■ **Stated task**
The lines to be extracted begin at the line containing "What data was" and end at the last line of the data below; copy them exactly and leave out the pictures.

[START]

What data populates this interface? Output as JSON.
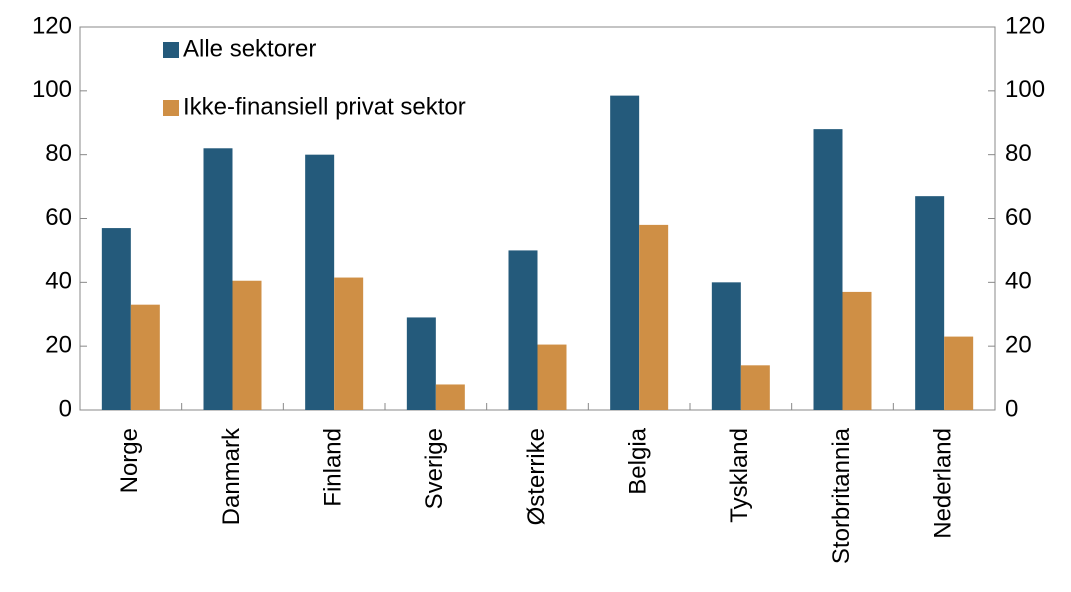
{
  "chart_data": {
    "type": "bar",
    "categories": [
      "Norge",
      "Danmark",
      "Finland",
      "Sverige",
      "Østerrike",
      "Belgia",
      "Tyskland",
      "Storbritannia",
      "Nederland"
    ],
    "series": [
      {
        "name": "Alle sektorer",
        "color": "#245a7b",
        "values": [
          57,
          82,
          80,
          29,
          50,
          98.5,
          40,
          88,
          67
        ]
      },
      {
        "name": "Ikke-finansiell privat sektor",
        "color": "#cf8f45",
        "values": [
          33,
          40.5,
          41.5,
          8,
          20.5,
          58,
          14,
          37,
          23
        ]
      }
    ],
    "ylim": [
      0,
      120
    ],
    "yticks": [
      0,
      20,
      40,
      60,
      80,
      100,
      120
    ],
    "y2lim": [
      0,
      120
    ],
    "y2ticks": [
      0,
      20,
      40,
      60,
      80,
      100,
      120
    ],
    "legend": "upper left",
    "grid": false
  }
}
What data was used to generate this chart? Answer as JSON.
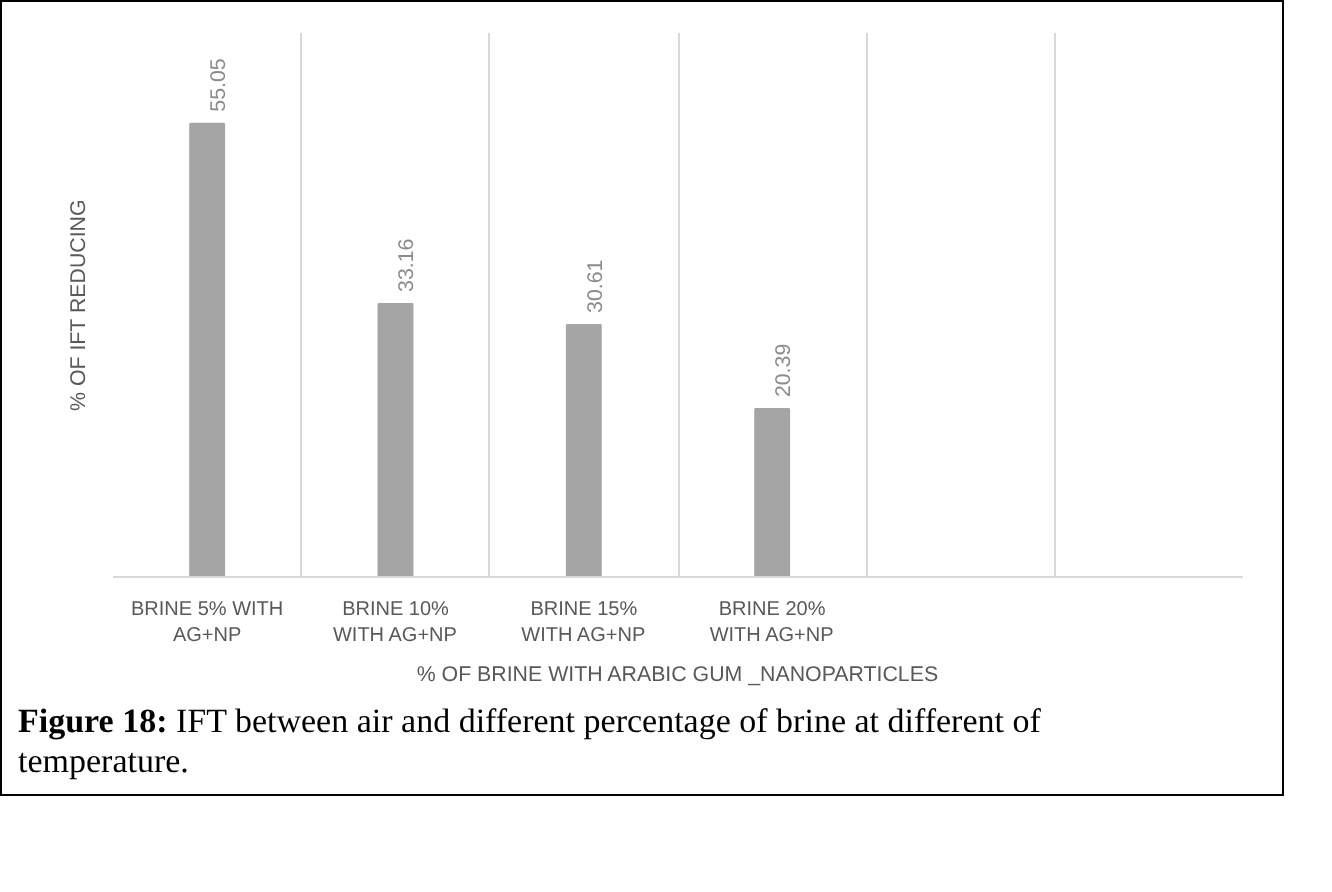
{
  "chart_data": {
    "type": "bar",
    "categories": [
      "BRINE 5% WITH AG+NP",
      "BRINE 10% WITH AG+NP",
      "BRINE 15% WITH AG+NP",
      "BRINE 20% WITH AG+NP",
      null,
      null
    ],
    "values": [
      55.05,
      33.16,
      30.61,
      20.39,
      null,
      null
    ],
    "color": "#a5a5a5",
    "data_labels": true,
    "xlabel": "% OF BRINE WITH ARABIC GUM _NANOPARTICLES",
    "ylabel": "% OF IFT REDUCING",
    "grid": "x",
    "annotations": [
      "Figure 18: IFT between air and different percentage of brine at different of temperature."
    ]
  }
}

[END]

■ **Worked solution**
What data was used to generate this chart? Answer as JSON.
{
  "chart_data": {
    "type": "bar",
    "categories": [
      "BRINE 5% WITH AG+NP",
      "BRINE 10% WITH AG+NP",
      "BRINE 15% WITH AG+NP",
      "BRINE 20% WITH AG+NP",
      null,
      null
    ],
    "values": [
      55.05,
      33.16,
      30.61,
      20.39,
      null,
      null
    ],
    "color": "#a5a5a5",
    "data_labels": true,
    "xlabel": "% OF BRINE WITH ARABIC GUM _NANOPARTICLES",
    "ylabel": "% OF IFT REDUCING",
    "grid": "x",
    "annotations": [
      "Figure 18: IFT between air and different percentage of brine at different of temperature."
    ]
  }
}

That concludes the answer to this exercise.